Task requirements:
1. List every level of government at which, according to the commentary on government openness, sunshine laws exist.
2. Reproduce the commentary on government openness from "Therefore, when the" up to and including "to save face.".

Document section:
• • • • •
A Shame On Missouri

Americans are rightly proud of how openly our various governments operate. Not relative to some communitarian utopia, of course, but relative to other actual, real governments around the world. We generally accept the principle of openness as a condition of appropriately conducting the people’s business. There are a great many so-called sunshine laws at the federal, state and local level, which require meetings, of legislatures, for example, to be generally open to the public unless there’s a damn good reason to close them.

Therefore, when the government’s work happens in private, Americans tend to be suspicious; and our history has taught us that our suspicions are often well-founded. Some of these closed-door events have included matters legitimately requiring secrecy, such as the conduct of war and national security operations. Fair enough, we’d all likely agree. But frequently, when government business is done in some dark backroom, it is purposefully done so to achieve certain inappropriate political aims, or simply to save face.
• • • • •
Material:

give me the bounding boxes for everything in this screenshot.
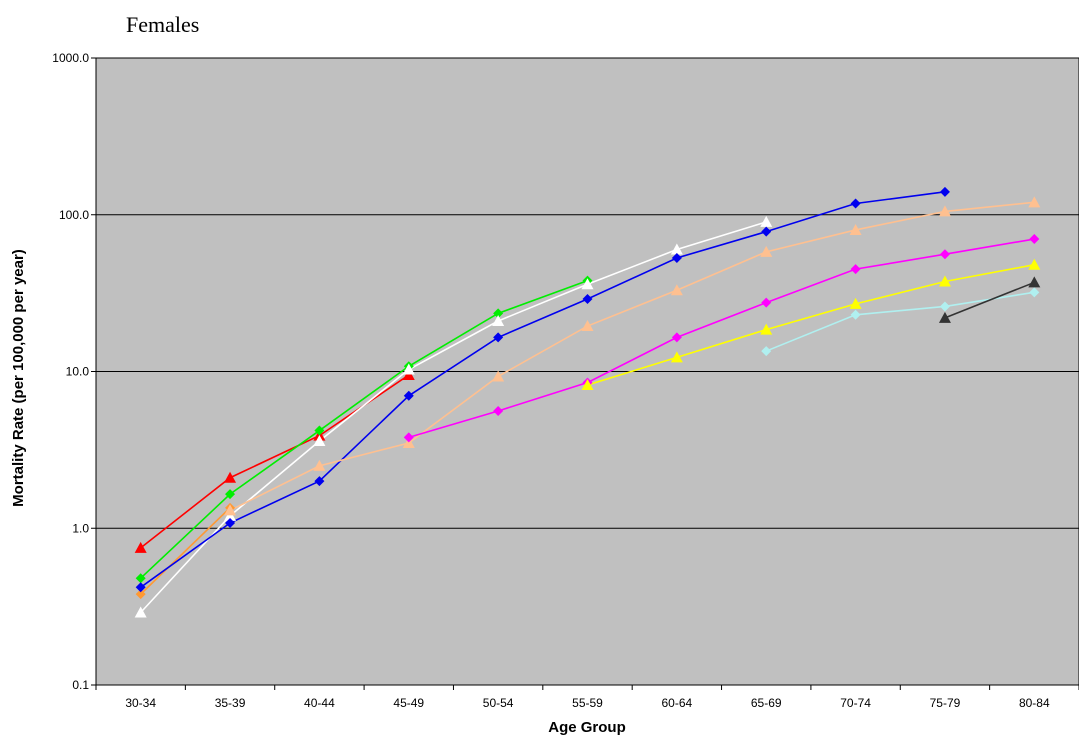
• • • • •
Exercise responses:
1. Federal, state, local

2.
Therefore, when the government’s work happens in private, Americans tend to be suspicious; and our history has taught us that our suspicions are often well-founded. Some of these closed-door events have included matters legitimately requiring secrecy, such as the conduct of war and national security operations. Fair enough, we’d all likely agree. But frequently, when government business is done in some dark backroom, it is purposefully done so to achieve certain inappropriate political aims, or simply to save face.